-- AVAILABLE DATA --

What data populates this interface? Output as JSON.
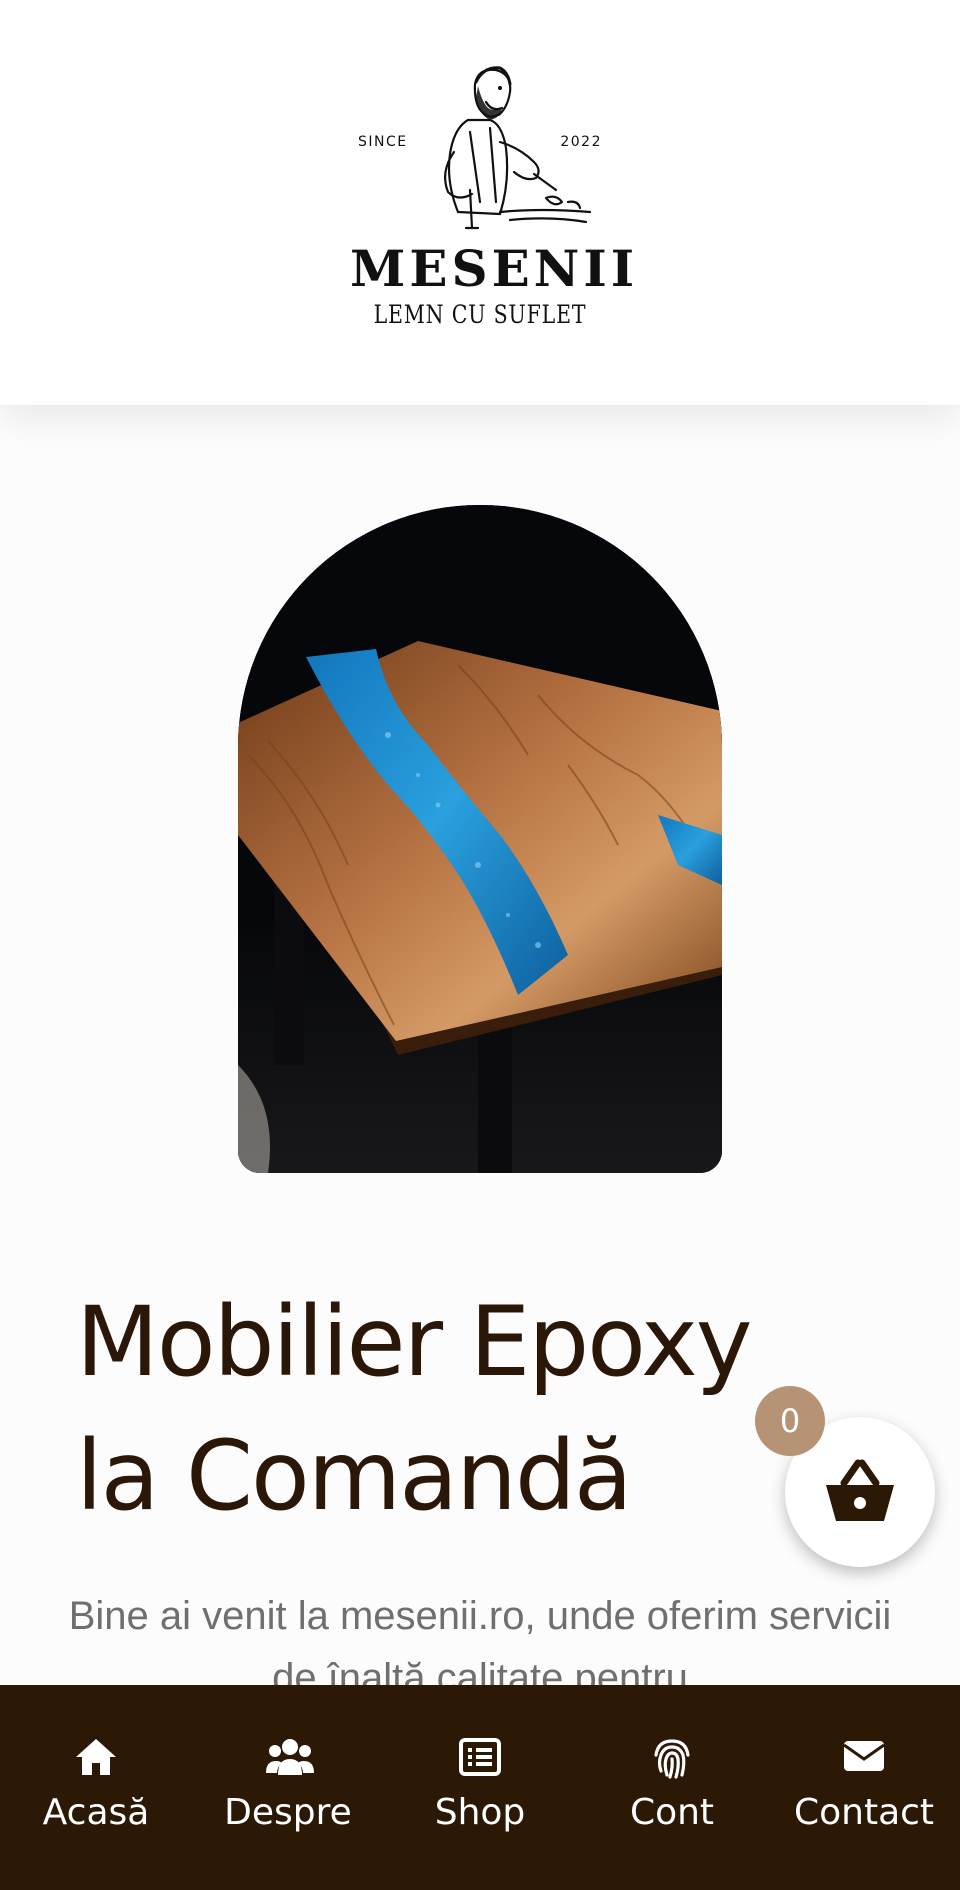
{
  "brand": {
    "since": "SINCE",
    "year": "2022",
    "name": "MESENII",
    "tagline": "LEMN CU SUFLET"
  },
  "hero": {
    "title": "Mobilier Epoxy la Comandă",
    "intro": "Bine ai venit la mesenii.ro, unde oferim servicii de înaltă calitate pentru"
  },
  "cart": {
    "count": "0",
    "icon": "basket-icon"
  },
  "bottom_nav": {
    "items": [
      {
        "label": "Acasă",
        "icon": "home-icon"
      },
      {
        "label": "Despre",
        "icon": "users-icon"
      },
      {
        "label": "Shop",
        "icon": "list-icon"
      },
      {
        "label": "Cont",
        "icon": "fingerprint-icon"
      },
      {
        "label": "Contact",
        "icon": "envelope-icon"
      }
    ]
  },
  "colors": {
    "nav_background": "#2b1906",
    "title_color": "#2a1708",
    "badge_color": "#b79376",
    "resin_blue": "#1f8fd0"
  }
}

-- EXERCISE REQUIREMENTS --
Copy every entry word for word, but omit the pictures.

-- SOLUTION FOR THIS TASK --
What data populates this interface? Output as JSON.
{
  "brand": {
    "since": "SINCE",
    "year": "2022",
    "name": "MESENII",
    "tagline": "LEMN CU SUFLET"
  },
  "hero": {
    "title": "Mobilier Epoxy la Comandă",
    "intro": "Bine ai venit la mesenii.ro, unde oferim servicii de înaltă calitate pentru"
  },
  "cart": {
    "count": "0",
    "icon": "basket-icon"
  },
  "bottom_nav": {
    "items": [
      {
        "label": "Acasă",
        "icon": "home-icon"
      },
      {
        "label": "Despre",
        "icon": "users-icon"
      },
      {
        "label": "Shop",
        "icon": "list-icon"
      },
      {
        "label": "Cont",
        "icon": "fingerprint-icon"
      },
      {
        "label": "Contact",
        "icon": "envelope-icon"
      }
    ]
  },
  "colors": {
    "nav_background": "#2b1906",
    "title_color": "#2a1708",
    "badge_color": "#b79376",
    "resin_blue": "#1f8fd0"
  }
}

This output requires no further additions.